▸ **INSTRUCTIONS FOR THE TASK**: Pull out every line below holding the word "from".

▸ **EXTRACTED MATERIAL**:
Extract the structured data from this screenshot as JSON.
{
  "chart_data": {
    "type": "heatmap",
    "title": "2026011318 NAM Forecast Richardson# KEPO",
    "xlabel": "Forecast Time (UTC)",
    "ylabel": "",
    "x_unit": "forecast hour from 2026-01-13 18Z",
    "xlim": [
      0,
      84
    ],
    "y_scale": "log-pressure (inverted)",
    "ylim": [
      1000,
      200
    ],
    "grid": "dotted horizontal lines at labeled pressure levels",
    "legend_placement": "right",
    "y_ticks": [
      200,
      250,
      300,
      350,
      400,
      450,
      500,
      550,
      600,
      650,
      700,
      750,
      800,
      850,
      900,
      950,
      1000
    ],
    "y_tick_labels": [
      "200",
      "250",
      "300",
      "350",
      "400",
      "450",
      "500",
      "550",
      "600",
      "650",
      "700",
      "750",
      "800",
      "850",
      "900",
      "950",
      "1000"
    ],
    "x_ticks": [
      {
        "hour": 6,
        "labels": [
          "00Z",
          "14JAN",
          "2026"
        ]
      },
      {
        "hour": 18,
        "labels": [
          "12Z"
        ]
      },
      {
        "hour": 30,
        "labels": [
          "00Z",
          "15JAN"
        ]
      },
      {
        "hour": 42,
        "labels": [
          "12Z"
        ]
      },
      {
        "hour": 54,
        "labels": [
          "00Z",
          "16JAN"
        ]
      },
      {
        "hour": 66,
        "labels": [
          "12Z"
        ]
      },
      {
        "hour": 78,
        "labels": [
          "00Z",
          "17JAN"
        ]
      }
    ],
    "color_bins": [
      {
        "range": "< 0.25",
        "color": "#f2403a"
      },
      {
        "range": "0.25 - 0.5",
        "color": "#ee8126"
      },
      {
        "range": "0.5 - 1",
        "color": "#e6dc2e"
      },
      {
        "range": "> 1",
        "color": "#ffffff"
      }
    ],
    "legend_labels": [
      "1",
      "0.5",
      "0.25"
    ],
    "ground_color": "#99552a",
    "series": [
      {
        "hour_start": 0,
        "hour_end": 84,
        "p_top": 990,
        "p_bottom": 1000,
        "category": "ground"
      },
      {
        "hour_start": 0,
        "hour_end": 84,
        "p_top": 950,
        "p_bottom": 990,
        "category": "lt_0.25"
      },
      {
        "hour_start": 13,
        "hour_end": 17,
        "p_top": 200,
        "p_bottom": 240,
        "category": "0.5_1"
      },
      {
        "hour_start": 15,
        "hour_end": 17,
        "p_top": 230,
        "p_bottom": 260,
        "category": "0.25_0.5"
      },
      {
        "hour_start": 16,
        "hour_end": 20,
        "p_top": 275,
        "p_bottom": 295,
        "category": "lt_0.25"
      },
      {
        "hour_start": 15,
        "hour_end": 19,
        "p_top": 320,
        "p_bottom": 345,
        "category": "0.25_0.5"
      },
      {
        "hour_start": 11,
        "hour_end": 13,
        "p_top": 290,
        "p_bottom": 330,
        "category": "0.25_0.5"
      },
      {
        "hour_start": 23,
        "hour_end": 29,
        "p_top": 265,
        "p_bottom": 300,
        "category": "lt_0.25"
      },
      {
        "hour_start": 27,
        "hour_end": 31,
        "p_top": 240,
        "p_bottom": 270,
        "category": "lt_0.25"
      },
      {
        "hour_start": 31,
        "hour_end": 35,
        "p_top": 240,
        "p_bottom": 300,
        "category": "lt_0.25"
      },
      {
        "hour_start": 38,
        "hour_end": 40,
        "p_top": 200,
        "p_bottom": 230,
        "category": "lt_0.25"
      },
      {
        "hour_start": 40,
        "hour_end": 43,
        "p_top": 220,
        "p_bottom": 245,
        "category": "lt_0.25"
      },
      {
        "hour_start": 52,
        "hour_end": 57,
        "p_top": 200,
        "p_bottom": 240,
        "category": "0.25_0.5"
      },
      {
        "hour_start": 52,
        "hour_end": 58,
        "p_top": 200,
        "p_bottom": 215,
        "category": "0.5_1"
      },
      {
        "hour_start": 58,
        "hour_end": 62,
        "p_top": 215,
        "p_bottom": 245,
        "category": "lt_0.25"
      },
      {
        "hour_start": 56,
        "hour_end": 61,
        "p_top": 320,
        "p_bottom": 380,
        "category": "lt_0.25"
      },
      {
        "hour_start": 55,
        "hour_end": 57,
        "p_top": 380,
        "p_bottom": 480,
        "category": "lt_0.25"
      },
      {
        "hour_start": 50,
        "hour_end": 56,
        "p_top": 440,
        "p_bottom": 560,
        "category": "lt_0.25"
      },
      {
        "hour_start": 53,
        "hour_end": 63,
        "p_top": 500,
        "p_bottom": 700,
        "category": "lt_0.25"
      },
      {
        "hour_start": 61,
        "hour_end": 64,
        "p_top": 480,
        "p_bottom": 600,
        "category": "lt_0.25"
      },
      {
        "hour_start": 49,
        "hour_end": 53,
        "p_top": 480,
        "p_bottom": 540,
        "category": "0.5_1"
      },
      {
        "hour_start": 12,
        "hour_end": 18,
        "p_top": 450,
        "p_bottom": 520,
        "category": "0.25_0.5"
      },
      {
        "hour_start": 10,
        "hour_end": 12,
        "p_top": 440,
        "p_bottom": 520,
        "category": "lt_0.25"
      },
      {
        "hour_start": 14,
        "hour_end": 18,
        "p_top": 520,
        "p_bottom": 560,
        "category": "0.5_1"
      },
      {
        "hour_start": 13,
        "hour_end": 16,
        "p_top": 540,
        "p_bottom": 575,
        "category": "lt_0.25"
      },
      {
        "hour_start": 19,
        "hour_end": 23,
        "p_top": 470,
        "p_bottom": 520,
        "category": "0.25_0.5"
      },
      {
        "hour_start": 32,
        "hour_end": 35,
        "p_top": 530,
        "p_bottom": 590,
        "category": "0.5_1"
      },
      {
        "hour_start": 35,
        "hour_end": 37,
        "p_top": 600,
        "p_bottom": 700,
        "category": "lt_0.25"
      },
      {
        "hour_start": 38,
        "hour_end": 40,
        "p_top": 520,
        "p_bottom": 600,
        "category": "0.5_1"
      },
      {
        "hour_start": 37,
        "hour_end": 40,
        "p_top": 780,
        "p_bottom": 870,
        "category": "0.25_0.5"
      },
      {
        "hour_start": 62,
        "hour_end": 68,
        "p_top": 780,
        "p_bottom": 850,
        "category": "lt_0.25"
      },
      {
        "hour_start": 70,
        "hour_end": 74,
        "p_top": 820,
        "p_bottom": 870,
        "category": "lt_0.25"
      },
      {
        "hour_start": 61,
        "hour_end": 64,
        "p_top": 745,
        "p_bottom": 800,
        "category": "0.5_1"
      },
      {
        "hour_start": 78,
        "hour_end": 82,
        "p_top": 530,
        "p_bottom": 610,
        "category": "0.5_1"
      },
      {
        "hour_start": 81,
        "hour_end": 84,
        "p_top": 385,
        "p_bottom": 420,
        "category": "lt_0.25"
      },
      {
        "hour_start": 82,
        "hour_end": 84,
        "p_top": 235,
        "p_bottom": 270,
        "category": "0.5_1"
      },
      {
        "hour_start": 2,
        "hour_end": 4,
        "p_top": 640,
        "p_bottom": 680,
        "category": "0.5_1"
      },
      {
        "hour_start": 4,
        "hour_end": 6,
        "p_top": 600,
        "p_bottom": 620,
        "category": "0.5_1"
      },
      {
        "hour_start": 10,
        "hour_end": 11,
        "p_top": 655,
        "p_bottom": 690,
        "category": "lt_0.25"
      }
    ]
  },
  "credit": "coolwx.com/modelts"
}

▸ **ANSWER TO THE EXERCISE**:
Extract the structured data from this screenshot as JSON.
    "x_unit": "forecast hour from 2026-01-13 18Z",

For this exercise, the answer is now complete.